* **LISTED RECORDS**:
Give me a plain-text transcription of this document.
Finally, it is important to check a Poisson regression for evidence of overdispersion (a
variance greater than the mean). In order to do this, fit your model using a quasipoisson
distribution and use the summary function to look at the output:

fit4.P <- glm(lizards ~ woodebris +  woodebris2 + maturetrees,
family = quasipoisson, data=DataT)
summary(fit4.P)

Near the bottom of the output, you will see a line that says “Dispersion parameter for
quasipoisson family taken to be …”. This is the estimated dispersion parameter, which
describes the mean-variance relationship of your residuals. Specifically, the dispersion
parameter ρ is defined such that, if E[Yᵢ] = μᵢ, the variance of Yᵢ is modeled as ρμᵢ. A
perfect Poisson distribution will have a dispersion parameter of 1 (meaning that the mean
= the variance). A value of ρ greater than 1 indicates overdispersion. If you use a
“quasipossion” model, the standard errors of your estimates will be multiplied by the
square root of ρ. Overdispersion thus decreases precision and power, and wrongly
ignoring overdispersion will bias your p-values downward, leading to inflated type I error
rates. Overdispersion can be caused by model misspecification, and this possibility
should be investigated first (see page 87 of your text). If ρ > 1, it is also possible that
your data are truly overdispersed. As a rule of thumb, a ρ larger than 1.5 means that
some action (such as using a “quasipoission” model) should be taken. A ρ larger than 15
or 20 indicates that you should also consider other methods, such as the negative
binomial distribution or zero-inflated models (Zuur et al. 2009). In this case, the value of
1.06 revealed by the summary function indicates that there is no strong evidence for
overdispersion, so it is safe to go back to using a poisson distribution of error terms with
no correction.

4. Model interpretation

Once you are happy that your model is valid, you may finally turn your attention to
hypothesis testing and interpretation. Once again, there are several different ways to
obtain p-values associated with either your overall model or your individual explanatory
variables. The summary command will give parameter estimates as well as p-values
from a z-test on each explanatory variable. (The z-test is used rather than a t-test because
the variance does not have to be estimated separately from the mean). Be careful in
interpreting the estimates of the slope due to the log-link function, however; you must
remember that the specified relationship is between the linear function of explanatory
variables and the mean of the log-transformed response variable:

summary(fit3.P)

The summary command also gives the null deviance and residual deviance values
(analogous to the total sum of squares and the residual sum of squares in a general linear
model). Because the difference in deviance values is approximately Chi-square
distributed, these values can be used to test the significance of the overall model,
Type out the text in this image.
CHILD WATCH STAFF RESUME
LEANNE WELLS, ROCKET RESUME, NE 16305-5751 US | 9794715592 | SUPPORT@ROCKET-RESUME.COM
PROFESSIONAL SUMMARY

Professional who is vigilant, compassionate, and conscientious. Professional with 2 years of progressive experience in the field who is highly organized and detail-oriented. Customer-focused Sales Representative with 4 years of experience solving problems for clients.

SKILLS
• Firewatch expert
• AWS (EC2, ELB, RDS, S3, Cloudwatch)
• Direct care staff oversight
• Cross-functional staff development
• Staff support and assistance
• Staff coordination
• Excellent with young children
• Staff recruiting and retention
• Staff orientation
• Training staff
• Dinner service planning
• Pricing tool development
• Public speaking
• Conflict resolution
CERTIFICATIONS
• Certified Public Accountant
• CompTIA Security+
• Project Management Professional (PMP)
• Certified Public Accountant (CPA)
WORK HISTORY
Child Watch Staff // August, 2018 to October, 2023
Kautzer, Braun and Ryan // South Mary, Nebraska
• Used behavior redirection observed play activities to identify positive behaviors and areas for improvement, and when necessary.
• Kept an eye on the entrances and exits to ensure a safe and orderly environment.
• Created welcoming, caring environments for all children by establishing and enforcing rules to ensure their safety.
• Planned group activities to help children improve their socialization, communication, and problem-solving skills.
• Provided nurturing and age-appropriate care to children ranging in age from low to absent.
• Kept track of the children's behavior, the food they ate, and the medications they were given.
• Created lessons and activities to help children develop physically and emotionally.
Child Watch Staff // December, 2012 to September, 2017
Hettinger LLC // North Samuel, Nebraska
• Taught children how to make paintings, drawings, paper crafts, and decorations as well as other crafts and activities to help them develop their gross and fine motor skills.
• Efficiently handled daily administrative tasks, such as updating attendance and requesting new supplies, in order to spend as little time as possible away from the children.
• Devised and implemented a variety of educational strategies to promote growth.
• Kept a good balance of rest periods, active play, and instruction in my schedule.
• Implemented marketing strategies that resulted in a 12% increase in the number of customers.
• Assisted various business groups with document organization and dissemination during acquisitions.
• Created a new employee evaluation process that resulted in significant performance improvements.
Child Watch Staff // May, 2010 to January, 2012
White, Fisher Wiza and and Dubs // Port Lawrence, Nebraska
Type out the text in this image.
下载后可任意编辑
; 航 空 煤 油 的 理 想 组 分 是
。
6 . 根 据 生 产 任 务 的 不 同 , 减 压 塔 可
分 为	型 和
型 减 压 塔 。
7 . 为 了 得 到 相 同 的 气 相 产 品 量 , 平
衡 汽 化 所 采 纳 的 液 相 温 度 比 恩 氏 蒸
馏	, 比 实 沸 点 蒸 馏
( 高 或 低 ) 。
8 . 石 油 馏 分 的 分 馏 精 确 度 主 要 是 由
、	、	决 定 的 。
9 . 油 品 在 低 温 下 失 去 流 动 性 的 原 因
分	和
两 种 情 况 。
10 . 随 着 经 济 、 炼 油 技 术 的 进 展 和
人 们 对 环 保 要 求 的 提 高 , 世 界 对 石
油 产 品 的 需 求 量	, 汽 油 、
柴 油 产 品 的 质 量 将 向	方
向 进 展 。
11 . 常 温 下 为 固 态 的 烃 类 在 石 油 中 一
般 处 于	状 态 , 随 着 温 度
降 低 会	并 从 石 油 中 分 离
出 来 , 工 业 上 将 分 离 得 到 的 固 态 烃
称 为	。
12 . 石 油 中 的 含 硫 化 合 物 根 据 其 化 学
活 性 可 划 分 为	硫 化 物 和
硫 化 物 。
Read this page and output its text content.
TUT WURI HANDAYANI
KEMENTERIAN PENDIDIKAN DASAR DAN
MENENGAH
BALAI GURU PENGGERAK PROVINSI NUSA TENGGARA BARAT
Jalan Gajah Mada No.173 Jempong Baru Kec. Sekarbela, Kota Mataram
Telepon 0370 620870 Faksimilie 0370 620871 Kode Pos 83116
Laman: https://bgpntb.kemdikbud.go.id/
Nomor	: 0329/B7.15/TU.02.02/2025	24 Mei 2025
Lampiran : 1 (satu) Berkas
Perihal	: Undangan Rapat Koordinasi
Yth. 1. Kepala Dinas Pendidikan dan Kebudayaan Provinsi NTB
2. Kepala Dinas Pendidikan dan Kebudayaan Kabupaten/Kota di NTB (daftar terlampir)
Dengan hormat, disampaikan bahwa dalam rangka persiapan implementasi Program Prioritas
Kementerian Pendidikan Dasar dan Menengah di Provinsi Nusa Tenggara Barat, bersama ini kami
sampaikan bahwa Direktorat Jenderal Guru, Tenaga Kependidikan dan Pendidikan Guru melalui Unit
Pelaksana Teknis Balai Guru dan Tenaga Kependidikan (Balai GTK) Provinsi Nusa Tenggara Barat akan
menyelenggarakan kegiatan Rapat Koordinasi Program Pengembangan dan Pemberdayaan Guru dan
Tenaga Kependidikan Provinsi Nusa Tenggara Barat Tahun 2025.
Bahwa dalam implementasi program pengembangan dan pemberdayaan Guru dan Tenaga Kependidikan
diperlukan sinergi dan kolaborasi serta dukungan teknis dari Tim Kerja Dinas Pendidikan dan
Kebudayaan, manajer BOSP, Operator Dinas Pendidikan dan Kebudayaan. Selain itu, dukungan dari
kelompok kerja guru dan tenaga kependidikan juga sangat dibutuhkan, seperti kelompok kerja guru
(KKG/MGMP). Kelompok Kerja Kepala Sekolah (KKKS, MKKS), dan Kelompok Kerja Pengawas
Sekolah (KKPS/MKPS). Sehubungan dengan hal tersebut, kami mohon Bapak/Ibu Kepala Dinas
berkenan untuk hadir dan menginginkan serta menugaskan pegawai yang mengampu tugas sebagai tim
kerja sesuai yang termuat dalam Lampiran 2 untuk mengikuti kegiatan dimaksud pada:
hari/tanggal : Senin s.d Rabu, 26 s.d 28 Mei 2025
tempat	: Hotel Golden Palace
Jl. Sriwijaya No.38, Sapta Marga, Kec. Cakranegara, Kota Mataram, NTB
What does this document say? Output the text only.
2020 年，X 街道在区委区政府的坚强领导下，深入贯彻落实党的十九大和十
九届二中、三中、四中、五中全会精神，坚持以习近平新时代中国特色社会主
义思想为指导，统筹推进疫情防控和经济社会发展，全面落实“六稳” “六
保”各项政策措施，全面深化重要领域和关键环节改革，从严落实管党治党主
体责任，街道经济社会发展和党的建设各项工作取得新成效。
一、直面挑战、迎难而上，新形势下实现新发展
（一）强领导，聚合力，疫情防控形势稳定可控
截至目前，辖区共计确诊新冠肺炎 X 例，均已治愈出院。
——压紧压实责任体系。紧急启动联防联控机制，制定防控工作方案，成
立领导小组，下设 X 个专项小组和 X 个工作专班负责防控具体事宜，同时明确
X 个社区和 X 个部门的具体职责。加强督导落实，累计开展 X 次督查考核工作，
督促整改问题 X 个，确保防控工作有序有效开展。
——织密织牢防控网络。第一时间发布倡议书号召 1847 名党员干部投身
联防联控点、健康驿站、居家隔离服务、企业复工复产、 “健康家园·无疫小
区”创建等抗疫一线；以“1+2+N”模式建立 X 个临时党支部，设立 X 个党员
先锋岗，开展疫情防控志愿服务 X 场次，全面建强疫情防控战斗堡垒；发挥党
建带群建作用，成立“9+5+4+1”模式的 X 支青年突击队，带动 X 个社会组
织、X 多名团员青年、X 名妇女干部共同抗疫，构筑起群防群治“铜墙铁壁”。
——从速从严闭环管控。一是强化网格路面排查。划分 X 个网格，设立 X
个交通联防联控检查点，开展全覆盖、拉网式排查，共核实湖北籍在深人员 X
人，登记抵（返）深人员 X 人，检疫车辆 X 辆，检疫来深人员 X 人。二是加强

* **OBJECTIVE**:
Report how many lines hold the string "evidence", giving the number and nothing else.

* **WRITTEN RESPONSE**:
2